Excerpt from a dataset
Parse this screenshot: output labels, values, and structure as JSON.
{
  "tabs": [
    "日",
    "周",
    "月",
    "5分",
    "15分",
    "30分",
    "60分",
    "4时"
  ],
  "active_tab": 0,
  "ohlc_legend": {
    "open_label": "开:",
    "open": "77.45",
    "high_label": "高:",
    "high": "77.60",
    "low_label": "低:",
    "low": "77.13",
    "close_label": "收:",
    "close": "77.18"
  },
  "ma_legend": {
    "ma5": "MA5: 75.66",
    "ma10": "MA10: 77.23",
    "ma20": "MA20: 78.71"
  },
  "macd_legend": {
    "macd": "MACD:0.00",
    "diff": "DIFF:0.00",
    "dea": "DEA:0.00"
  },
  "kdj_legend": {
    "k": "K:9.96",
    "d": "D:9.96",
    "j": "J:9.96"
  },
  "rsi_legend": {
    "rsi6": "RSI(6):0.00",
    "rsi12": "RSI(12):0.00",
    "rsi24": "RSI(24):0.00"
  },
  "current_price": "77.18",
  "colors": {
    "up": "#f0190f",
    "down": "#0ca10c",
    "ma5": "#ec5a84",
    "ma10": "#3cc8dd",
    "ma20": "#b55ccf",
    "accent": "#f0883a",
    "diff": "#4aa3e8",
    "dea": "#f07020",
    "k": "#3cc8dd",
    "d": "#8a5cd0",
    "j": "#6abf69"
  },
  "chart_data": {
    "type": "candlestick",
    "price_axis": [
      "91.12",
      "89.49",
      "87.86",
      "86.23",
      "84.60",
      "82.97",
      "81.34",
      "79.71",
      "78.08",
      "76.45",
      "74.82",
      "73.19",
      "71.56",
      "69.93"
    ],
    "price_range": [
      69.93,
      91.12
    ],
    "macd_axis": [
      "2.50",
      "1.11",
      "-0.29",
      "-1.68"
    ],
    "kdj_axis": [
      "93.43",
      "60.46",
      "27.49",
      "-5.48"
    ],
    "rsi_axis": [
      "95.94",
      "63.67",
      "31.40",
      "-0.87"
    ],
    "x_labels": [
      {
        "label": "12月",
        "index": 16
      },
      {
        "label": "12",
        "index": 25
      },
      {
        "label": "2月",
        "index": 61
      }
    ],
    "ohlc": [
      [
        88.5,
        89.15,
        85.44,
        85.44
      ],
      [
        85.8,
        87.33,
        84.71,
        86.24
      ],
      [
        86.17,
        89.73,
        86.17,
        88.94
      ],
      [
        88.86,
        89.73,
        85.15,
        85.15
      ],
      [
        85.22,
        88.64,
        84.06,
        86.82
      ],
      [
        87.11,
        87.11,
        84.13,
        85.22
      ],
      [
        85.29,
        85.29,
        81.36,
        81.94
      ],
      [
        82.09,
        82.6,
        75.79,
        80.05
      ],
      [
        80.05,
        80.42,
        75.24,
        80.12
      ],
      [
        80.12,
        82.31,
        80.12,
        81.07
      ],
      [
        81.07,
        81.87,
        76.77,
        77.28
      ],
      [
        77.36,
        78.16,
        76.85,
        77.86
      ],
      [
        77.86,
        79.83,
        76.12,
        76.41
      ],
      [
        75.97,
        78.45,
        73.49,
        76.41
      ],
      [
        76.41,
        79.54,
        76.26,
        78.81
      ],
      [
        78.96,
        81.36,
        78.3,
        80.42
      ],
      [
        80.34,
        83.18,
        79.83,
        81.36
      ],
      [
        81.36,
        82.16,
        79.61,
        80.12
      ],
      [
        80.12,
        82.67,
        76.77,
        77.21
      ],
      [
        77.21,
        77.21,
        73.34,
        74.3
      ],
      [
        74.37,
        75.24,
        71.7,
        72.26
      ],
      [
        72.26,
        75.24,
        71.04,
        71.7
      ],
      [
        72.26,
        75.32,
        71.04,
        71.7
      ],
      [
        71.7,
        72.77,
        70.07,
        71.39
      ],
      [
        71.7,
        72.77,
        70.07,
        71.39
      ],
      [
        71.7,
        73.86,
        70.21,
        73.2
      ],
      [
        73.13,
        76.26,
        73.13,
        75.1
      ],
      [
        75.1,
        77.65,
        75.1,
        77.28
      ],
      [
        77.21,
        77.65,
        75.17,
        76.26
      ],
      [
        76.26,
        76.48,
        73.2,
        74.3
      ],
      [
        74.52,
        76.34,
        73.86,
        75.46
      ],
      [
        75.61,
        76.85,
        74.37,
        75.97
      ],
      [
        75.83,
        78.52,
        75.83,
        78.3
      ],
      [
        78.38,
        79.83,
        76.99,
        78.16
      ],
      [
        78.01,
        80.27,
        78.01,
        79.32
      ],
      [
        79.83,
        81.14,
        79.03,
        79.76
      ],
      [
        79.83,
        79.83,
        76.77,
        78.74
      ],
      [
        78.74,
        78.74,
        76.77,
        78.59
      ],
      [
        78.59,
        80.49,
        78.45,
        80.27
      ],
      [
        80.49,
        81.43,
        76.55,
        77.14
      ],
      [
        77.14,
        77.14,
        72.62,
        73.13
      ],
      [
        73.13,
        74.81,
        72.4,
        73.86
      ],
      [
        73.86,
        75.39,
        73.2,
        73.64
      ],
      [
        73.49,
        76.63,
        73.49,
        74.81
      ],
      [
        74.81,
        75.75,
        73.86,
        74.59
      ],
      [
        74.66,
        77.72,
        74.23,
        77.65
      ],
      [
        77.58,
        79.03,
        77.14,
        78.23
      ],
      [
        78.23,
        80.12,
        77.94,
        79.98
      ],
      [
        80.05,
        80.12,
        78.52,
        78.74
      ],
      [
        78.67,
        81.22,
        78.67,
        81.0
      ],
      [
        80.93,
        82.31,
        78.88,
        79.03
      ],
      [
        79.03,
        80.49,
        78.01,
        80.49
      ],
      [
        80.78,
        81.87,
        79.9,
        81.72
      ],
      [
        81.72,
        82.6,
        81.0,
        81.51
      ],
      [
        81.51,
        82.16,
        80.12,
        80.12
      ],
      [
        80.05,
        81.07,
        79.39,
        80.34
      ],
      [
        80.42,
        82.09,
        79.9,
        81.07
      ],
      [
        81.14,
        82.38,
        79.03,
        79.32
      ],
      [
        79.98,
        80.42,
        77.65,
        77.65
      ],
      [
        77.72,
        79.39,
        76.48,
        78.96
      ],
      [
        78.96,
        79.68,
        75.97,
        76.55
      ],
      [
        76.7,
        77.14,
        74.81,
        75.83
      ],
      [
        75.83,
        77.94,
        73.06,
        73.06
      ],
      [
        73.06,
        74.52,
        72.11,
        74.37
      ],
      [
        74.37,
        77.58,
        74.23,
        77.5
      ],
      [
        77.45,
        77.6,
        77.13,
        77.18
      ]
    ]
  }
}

◆ **Task instructions**
Take the lines above and retype all of them exactly.

◆ **Written reply**
Parse this screenshot: output labels, values, and structure as JSON.
{
  "tabs": [
    "日",
    "周",
    "月",
    "5分",
    "15分",
    "30分",
    "60分",
    "4时"
  ],
  "active_tab": 0,
  "ohlc_legend": {
    "open_label": "开:",
    "open": "77.45",
    "high_label": "高:",
    "high": "77.60",
    "low_label": "低:",
    "low": "77.13",
    "close_label": "收:",
    "close": "77.18"
  },
  "ma_legend": {
    "ma5": "MA5: 75.66",
    "ma10": "MA10: 77.23",
    "ma20": "MA20: 78.71"
  },
  "macd_legend": {
    "macd": "MACD:0.00",
    "diff": "DIFF:0.00",
    "dea": "DEA:0.00"
  },
  "kdj_legend": {
    "k": "K:9.96",
    "d": "D:9.96",
    "j": "J:9.96"
  },
  "rsi_legend": {
    "rsi6": "RSI(6):0.00",
    "rsi12": "RSI(12):0.00",
    "rsi24": "RSI(24):0.00"
  },
  "current_price": "77.18",
  "colors": {
    "up": "#f0190f",
    "down": "#0ca10c",
    "ma5": "#ec5a84",
    "ma10": "#3cc8dd",
    "ma20": "#b55ccf",
    "accent": "#f0883a",
    "diff": "#4aa3e8",
    "dea": "#f07020",
    "k": "#3cc8dd",
    "d": "#8a5cd0",
    "j": "#6abf69"
  },
  "chart_data": {
    "type": "candlestick",
    "price_axis": [
      "91.12",
      "89.49",
      "87.86",
      "86.23",
      "84.60",
      "82.97",
      "81.34",
      "79.71",
      "78.08",
      "76.45",
      "74.82",
      "73.19",
      "71.56",
      "69.93"
    ],
    "price_range": [
      69.93,
      91.12
    ],
    "macd_axis": [
      "2.50",
      "1.11",
      "-0.29",
      "-1.68"
    ],
    "kdj_axis": [
      "93.43",
      "60.46",
      "27.49",
      "-5.48"
    ],
    "rsi_axis": [
      "95.94",
      "63.67",
      "31.40",
      "-0.87"
    ],
    "x_labels": [
      {
        "label": "12月",
        "index": 16
      },
      {
        "label": "12",
        "index": 25
      },
      {
        "label": "2月",
        "index": 61
      }
    ],
    "ohlc": [
      [
        88.5,
        89.15,
        85.44,
        85.44
      ],
      [
        85.8,
        87.33,
        84.71,
        86.24
      ],
      [
        86.17,
        89.73,
        86.17,
        88.94
      ],
      [
        88.86,
        89.73,
        85.15,
        85.15
      ],
      [
        85.22,
        88.64,
        84.06,
        86.82
      ],
      [
        87.11,
        87.11,
        84.13,
        85.22
      ],
      [
        85.29,
        85.29,
        81.36,
        81.94
      ],
      [
        82.09,
        82.6,
        75.79,
        80.05
      ],
      [
        80.05,
        80.42,
        75.24,
        80.12
      ],
      [
        80.12,
        82.31,
        80.12,
        81.07
      ],
      [
        81.07,
        81.87,
        76.77,
        77.28
      ],
      [
        77.36,
        78.16,
        76.85,
        77.86
      ],
      [
        77.86,
        79.83,
        76.12,
        76.41
      ],
      [
        75.97,
        78.45,
        73.49,
        76.41
      ],
      [
        76.41,
        79.54,
        76.26,
        78.81
      ],
      [
        78.96,
        81.36,
        78.3,
        80.42
      ],
      [
        80.34,
        83.18,
        79.83,
        81.36
      ],
      [
        81.36,
        82.16,
        79.61,
        80.12
      ],
      [
        80.12,
        82.67,
        76.77,
        77.21
      ],
      [
        77.21,
        77.21,
        73.34,
        74.3
      ],
      [
        74.37,
        75.24,
        71.7,
        72.26
      ],
      [
        72.26,
        75.24,
        71.04,
        71.7
      ],
      [
        72.26,
        75.32,
        71.04,
        71.7
      ],
      [
        71.7,
        72.77,
        70.07,
        71.39
      ],
      [
        71.7,
        72.77,
        70.07,
        71.39
      ],
      [
        71.7,
        73.86,
        70.21,
        73.2
      ],
      [
        73.13,
        76.26,
        73.13,
        75.1
      ],
      [
        75.1,
        77.65,
        75.1,
        77.28
      ],
      [
        77.21,
        77.65,
        75.17,
        76.26
      ],
      [
        76.26,
        76.48,
        73.2,
        74.3
      ],
      [
        74.52,
        76.34,
        73.86,
        75.46
      ],
      [
        75.61,
        76.85,
        74.37,
        75.97
      ],
      [
        75.83,
        78.52,
        75.83,
        78.3
      ],
      [
        78.38,
        79.83,
        76.99,
        78.16
      ],
      [
        78.01,
        80.27,
        78.01,
        79.32
      ],
      [
        79.83,
        81.14,
        79.03,
        79.76
      ],
      [
        79.83,
        79.83,
        76.77,
        78.74
      ],
      [
        78.74,
        78.74,
        76.77,
        78.59
      ],
      [
        78.59,
        80.49,
        78.45,
        80.27
      ],
      [
        80.49,
        81.43,
        76.55,
        77.14
      ],
      [
        77.14,
        77.14,
        72.62,
        73.13
      ],
      [
        73.13,
        74.81,
        72.4,
        73.86
      ],
      [
        73.86,
        75.39,
        73.2,
        73.64
      ],
      [
        73.49,
        76.63,
        73.49,
        74.81
      ],
      [
        74.81,
        75.75,
        73.86,
        74.59
      ],
      [
        74.66,
        77.72,
        74.23,
        77.65
      ],
      [
        77.58,
        79.03,
        77.14,
        78.23
      ],
      [
        78.23,
        80.12,
        77.94,
        79.98
      ],
      [
        80.05,
        80.12,
        78.52,
        78.74
      ],
      [
        78.67,
        81.22,
        78.67,
        81.0
      ],
      [
        80.93,
        82.31,
        78.88,
        79.03
      ],
      [
        79.03,
        80.49,
        78.01,
        80.49
      ],
      [
        80.78,
        81.87,
        79.9,
        81.72
      ],
      [
        81.72,
        82.6,
        81.0,
        81.51
      ],
      [
        81.51,
        82.16,
        80.12,
        80.12
      ],
      [
        80.05,
        81.07,
        79.39,
        80.34
      ],
      [
        80.42,
        82.09,
        79.9,
        81.07
      ],
      [
        81.14,
        82.38,
        79.03,
        79.32
      ],
      [
        79.98,
        80.42,
        77.65,
        77.65
      ],
      [
        77.72,
        79.39,
        76.48,
        78.96
      ],
      [
        78.96,
        79.68,
        75.97,
        76.55
      ],
      [
        76.7,
        77.14,
        74.81,
        75.83
      ],
      [
        75.83,
        77.94,
        73.06,
        73.06
      ],
      [
        73.06,
        74.52,
        72.11,
        74.37
      ],
      [
        74.37,
        77.58,
        74.23,
        77.5
      ],
      [
        77.45,
        77.6,
        77.13,
        77.18
      ]
    ]
  }
}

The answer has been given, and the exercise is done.